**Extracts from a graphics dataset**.
____________
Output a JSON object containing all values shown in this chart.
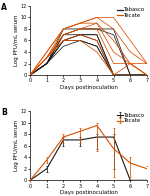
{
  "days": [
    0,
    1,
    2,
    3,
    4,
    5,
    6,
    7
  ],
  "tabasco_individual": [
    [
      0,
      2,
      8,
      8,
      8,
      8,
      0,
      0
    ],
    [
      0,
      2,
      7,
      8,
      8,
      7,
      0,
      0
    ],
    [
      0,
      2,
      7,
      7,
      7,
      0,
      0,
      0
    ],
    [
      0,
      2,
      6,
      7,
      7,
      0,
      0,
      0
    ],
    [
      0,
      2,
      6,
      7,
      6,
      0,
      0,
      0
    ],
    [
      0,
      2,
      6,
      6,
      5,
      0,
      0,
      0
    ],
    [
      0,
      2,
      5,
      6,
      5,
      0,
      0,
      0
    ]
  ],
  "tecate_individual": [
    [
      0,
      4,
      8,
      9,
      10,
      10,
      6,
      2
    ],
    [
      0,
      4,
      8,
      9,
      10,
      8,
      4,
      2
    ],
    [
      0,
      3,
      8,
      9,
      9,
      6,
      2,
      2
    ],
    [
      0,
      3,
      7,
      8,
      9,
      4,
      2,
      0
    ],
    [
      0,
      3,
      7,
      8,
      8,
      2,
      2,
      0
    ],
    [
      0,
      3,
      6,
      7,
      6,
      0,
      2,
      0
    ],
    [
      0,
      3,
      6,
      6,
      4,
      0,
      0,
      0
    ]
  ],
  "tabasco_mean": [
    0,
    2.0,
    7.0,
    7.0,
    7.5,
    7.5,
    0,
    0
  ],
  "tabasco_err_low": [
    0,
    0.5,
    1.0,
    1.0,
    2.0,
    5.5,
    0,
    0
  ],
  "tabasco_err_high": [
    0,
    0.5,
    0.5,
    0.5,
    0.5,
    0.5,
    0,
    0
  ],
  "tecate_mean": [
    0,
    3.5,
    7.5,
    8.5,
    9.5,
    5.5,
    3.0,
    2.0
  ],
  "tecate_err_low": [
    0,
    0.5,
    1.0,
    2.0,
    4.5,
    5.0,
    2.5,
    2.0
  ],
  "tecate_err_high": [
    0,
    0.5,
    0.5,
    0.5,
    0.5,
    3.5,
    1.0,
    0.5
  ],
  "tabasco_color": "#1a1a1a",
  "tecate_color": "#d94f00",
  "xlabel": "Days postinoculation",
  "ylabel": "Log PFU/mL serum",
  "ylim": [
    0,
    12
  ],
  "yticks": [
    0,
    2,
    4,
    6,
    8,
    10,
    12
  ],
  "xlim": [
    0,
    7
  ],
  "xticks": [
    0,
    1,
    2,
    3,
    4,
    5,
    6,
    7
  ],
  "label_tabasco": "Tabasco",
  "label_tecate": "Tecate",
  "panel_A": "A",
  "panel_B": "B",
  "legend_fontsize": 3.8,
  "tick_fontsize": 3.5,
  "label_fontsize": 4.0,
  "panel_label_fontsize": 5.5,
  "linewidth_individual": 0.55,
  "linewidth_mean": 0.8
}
____________
**Aim of the exercise**. The records above need to be given again exactly. Omit the pictures.

**Complete response**.
Output a JSON object containing all values shown in this chart.
{
  "days": [
    0,
    1,
    2,
    3,
    4,
    5,
    6,
    7
  ],
  "tabasco_individual": [
    [
      0,
      2,
      8,
      8,
      8,
      8,
      0,
      0
    ],
    [
      0,
      2,
      7,
      8,
      8,
      7,
      0,
      0
    ],
    [
      0,
      2,
      7,
      7,
      7,
      0,
      0,
      0
    ],
    [
      0,
      2,
      6,
      7,
      7,
      0,
      0,
      0
    ],
    [
      0,
      2,
      6,
      7,
      6,
      0,
      0,
      0
    ],
    [
      0,
      2,
      6,
      6,
      5,
      0,
      0,
      0
    ],
    [
      0,
      2,
      5,
      6,
      5,
      0,
      0,
      0
    ]
  ],
  "tecate_individual": [
    [
      0,
      4,
      8,
      9,
      10,
      10,
      6,
      2
    ],
    [
      0,
      4,
      8,
      9,
      10,
      8,
      4,
      2
    ],
    [
      0,
      3,
      8,
      9,
      9,
      6,
      2,
      2
    ],
    [
      0,
      3,
      7,
      8,
      9,
      4,
      2,
      0
    ],
    [
      0,
      3,
      7,
      8,
      8,
      2,
      2,
      0
    ],
    [
      0,
      3,
      6,
      7,
      6,
      0,
      2,
      0
    ],
    [
      0,
      3,
      6,
      6,
      4,
      0,
      0,
      0
    ]
  ],
  "tabasco_mean": [
    0,
    2.0,
    7.0,
    7.0,
    7.5,
    7.5,
    0,
    0
  ],
  "tabasco_err_low": [
    0,
    0.5,
    1.0,
    1.0,
    2.0,
    5.5,
    0,
    0
  ],
  "tabasco_err_high": [
    0,
    0.5,
    0.5,
    0.5,
    0.5,
    0.5,
    0,
    0
  ],
  "tecate_mean": [
    0,
    3.5,
    7.5,
    8.5,
    9.5,
    5.5,
    3.0,
    2.0
  ],
  "tecate_err_low": [
    0,
    0.5,
    1.0,
    2.0,
    4.5,
    5.0,
    2.5,
    2.0
  ],
  "tecate_err_high": [
    0,
    0.5,
    0.5,
    0.5,
    0.5,
    3.5,
    1.0,
    0.5
  ],
  "tabasco_color": "#1a1a1a",
  "tecate_color": "#d94f00",
  "xlabel": "Days postinoculation",
  "ylabel": "Log PFU/mL serum",
  "ylim": [
    0,
    12
  ],
  "yticks": [
    0,
    2,
    4,
    6,
    8,
    10,
    12
  ],
  "xlim": [
    0,
    7
  ],
  "xticks": [
    0,
    1,
    2,
    3,
    4,
    5,
    6,
    7
  ],
  "label_tabasco": "Tabasco",
  "label_tecate": "Tecate",
  "panel_A": "A",
  "panel_B": "B",
  "legend_fontsize": 3.8,
  "tick_fontsize": 3.5,
  "label_fontsize": 4.0,
  "panel_label_fontsize": 5.5,
  "linewidth_individual": 0.55,
  "linewidth_mean": 0.8
}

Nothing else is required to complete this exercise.